» **JOB 1**
Reproduce the part of the Ong Bak 2 review that opens with the words "Written by: Panna" and closes with "and Brian DePalma).", switching "Nong Pradu" to "Ban Pradu".
[BEGIN EXCERPT]
ONG BAK 2: THE BEGINNING
(Thailand, 2009, 110 minutes)
Written by: Panna Rittikrai
Directed by: Tony Jaa, Panna Rittikrai
Cast: Tony Jaa, Sorapong Chatree, Sarunyu Wongkrachang
For those of you who just had to know how orphan Ting came to be a Buddhist-raised Muay Thai master and defender of the village of Nong Pradu, Tony Jaa answers your questions with his directorial debut “Ong Bak 2: The Beginning”--only six years after his international smash “Ong Bak: The Warrior”—but, thankfully, not at the expense time in front of the camera, where he continues to redefine the critical term “here comes da pain” (thanks to Al Pacino and Brian DePalma).
[END EXCERPT]
[BEGIN DATASET]
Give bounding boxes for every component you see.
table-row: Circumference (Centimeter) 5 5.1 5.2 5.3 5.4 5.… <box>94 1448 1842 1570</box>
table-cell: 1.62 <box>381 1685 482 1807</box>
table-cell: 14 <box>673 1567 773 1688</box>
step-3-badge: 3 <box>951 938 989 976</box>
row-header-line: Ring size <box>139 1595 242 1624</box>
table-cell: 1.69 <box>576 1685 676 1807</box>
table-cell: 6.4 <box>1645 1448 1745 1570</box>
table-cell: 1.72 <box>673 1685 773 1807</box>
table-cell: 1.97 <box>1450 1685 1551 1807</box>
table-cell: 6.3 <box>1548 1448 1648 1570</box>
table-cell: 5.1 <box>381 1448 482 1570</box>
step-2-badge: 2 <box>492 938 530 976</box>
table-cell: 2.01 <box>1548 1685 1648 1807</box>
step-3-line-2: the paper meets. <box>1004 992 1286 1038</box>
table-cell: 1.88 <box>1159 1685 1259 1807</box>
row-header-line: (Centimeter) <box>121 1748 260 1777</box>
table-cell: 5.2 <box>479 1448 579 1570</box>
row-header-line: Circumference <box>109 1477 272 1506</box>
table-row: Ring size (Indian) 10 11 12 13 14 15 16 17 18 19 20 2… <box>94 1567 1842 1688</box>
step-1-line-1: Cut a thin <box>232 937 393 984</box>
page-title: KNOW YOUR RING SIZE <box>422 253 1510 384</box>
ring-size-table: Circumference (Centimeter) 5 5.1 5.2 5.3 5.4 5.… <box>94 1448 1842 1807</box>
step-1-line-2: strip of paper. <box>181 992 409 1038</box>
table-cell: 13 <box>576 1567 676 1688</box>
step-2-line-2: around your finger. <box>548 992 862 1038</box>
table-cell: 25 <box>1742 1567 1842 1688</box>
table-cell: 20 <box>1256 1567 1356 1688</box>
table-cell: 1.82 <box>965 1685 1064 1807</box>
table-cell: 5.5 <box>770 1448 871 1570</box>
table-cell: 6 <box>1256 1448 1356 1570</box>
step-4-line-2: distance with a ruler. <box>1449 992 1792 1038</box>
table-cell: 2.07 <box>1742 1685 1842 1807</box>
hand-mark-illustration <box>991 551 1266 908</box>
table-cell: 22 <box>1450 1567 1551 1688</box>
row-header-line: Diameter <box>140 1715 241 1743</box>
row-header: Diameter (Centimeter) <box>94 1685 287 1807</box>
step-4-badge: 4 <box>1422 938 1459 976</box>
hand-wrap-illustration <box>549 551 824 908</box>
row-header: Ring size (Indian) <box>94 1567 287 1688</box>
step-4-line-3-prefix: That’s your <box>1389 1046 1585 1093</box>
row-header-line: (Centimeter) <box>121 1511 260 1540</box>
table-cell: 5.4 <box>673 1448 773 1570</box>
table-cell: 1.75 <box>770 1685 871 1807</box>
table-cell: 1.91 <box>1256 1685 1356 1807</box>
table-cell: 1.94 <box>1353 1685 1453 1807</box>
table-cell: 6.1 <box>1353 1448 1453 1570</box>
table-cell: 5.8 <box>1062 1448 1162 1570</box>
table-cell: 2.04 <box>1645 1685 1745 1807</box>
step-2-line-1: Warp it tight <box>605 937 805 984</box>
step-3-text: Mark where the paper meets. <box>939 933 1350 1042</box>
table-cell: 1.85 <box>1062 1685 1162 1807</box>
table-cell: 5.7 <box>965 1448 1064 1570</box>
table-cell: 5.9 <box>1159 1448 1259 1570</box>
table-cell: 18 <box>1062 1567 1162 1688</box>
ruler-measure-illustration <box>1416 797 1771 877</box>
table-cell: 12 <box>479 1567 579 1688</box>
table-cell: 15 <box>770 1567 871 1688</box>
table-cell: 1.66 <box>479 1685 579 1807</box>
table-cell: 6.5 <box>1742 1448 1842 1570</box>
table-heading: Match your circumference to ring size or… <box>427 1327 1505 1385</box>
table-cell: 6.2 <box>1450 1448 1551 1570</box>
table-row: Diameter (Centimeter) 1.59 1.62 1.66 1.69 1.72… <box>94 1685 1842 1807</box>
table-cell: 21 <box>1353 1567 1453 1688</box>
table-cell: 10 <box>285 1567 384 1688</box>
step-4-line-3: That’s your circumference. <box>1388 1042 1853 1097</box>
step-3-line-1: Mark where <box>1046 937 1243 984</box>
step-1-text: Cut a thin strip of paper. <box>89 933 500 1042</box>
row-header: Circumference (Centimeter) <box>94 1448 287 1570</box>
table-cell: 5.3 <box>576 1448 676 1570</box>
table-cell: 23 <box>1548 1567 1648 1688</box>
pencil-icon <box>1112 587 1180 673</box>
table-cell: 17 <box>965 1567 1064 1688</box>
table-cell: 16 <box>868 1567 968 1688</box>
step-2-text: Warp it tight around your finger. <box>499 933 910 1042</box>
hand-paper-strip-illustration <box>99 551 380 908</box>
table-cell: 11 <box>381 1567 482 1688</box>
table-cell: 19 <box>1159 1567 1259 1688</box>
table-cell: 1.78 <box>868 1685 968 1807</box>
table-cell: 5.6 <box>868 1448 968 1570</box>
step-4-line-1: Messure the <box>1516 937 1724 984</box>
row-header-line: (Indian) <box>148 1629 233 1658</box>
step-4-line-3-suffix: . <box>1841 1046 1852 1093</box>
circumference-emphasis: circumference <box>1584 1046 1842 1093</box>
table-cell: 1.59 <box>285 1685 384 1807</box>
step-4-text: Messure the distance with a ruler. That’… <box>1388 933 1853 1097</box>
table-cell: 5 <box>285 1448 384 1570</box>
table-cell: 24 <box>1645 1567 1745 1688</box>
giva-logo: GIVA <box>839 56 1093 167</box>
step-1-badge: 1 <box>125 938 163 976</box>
[END DATASET]
» **JOB 2**
Render the records, from their start through the line containing "table-cell: 1.97 <box>1450", as a Markdown table with the columns "Row" and "Line," skipping any blank lines.

» **RESPONSE 1**
Written by: Panna Rittikrai
Directed by: Tony Jaa, Panna Rittikrai
Cast: Tony Jaa, Sorapong Chatree, Sarunyu Wongkrachang
For those of you who just had to know how orphan Ting came to be a Buddhist-raised Muay Thai master and defender of the village of Ban Pradu, Tony Jaa answers your questions with his directorial debut “Ong Bak 2: The Beginning”--only six years after his international smash “Ong Bak: The Warrior”—but, thankfully, not at the expense time in front of the camera, where he continues to redefine the critical term “here comes da pain” (thanks to Al Pacino and Brian DePalma).

» **RESPONSE 2**
| Row | Line |
|---|---|
| 1 | Give bounding boxes for every component you see. |
| 2 | table-row: Circumference (Centimeter) 5 5.1 5.2 5.3 5.4 5.… <box>94 1448 1842 1570</box> |
| 3 | table-cell: 1.62 <box>381 1685 482 1807</box> |
| 4 | table-cell: 14 <box>673 1567 773 1688</box> |
| 5 | step-3-badge: 3 <box>951 938 989 976</box> |
| 6 | row-header-line: Ring size <box>139 1595 242 1624</box> |
| 7 | table-cell: 1.69 <box>576 1685 676 1807</box> |
| 8 | table-cell: 6.4 <box>1645 1448 1745 1570</box> |
| 9 | table-cell: 1.72 <box>673 1685 773 1807</box> |
| 10 | table-cell: 1.97 <box>1450 1685 1551 1807</box> |